- Set exercise -
Extract all of the entries and give them again, word for word.

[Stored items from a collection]
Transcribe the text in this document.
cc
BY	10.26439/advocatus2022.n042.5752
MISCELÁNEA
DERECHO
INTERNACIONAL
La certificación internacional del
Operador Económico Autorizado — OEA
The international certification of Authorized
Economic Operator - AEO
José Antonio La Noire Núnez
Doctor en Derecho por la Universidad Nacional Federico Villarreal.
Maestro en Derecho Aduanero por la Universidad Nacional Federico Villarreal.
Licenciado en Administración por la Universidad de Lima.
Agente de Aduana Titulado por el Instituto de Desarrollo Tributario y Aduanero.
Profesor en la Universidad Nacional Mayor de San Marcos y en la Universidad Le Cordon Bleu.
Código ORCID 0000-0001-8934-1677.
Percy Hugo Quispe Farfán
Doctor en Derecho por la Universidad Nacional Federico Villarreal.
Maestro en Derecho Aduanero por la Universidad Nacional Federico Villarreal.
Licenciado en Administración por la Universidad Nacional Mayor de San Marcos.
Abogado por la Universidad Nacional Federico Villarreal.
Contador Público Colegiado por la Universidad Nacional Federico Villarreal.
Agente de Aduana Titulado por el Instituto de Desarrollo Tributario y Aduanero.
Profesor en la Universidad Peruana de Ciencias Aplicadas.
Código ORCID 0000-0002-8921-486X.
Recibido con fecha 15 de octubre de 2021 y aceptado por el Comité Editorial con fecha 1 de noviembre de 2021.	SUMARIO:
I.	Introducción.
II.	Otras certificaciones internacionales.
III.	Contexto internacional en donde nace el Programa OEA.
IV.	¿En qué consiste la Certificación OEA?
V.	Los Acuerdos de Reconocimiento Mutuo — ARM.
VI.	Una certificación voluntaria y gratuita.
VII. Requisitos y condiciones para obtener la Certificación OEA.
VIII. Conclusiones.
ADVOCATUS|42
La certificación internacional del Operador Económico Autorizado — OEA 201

- Written response -
Transcribe the text in this document.
cc
BY	10.26439/advocatus2022.n042.5752
MISCELÁNEA
DERECHO
INTERNACIONAL
La certificación internacional del
Operador Económico Autorizado — OEA
The international certification of Authorized
Economic Operator - AEO
José Antonio La Noire Núnez
Doctor en Derecho por la Universidad Nacional Federico Villarreal.
Maestro en Derecho Aduanero por la Universidad Nacional Federico Villarreal.
Licenciado en Administración por la Universidad de Lima.
Agente de Aduana Titulado por el Instituto de Desarrollo Tributario y Aduanero.
Profesor en la Universidad Nacional Mayor de San Marcos y en la Universidad Le Cordon Bleu.
Código ORCID 0000-0001-8934-1677.
Percy Hugo Quispe Farfán
Doctor en Derecho por la Universidad Nacional Federico Villarreal.
Maestro en Derecho Aduanero por la Universidad Nacional Federico Villarreal.
Licenciado en Administración por la Universidad Nacional Mayor de San Marcos.
Abogado por la Universidad Nacional Federico Villarreal.
Contador Público Colegiado por la Universidad Nacional Federico Villarreal.
Agente de Aduana Titulado por el Instituto de Desarrollo Tributario y Aduanero.
Profesor en la Universidad Peruana de Ciencias Aplicadas.
Código ORCID 0000-0002-8921-486X.
Recibido con fecha 15 de octubre de 2021 y aceptado por el Comité Editorial con fecha 1 de noviembre de 2021.	SUMARIO:
I.	Introducción.
II.	Otras certificaciones internacionales.
III.	Contexto internacional en donde nace el Programa OEA.
IV.	¿En qué consiste la Certificación OEA?
V.	Los Acuerdos de Reconocimiento Mutuo — ARM.
VI.	Una certificación voluntaria y gratuita.
VII. Requisitos y condiciones para obtener la Certificación OEA.
VIII. Conclusiones.
ADVOCATUS|42
La certificación internacional del Operador Económico Autorizado — OEA 201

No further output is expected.